GIVEN REQUEST: Pull every line containing the word "partner" from the records.

------------------------------------

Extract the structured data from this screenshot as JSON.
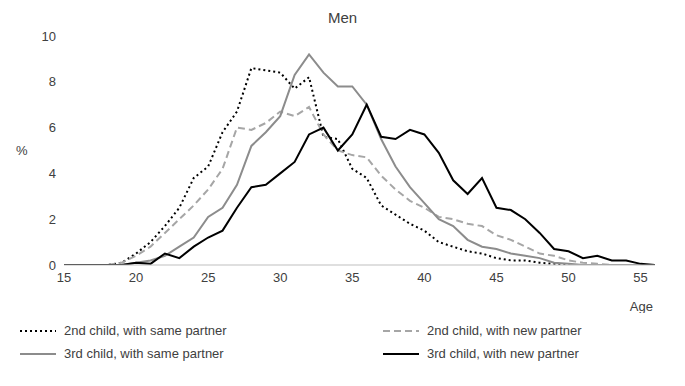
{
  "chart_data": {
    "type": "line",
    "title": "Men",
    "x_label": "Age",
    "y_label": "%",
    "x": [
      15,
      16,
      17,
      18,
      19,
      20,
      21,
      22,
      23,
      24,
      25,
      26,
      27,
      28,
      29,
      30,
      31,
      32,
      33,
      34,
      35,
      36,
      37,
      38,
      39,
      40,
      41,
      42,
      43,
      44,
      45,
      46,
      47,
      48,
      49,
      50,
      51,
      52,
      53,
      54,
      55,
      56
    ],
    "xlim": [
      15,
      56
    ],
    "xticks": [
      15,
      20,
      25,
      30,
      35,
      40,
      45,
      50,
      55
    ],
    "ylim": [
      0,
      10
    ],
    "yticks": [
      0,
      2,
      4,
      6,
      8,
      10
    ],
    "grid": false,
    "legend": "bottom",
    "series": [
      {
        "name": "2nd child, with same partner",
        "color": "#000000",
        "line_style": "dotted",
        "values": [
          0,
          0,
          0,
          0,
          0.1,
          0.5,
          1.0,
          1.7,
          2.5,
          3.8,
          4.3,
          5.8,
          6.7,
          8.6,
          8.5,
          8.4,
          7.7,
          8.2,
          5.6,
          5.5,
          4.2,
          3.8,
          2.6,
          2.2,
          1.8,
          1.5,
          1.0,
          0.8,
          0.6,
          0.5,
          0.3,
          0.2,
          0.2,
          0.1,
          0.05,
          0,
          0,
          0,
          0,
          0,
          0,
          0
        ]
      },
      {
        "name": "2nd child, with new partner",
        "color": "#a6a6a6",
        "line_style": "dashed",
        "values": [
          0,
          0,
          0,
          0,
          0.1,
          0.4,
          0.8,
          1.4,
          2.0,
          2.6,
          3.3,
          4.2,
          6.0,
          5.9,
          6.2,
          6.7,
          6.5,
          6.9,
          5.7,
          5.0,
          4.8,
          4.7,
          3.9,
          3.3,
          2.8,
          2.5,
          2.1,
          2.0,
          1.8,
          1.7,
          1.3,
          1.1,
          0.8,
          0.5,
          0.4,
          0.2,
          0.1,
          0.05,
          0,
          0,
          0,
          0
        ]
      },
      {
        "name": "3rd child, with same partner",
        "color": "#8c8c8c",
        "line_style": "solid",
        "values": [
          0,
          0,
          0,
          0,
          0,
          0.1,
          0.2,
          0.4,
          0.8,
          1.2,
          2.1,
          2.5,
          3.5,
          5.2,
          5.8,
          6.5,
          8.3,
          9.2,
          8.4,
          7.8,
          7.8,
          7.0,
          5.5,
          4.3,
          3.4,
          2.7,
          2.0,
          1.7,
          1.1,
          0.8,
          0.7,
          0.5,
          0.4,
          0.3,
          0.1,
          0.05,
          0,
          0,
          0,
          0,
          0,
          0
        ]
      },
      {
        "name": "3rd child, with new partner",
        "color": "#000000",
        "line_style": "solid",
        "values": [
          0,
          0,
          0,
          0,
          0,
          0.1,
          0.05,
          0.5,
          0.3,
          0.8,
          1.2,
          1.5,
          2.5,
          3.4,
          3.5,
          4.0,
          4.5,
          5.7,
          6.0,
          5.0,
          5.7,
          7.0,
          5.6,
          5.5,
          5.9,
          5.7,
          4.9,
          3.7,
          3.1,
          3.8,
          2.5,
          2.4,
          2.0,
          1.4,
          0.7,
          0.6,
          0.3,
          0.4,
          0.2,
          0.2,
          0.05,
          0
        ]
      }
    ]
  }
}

------------------------------------

ANSWER TO THE TASK:
        "name": "2nd child, with same partner",
        "name": "2nd child, with new partner",
        "name": "3rd child, with same partner",
        "name": "3rd child, with new partner",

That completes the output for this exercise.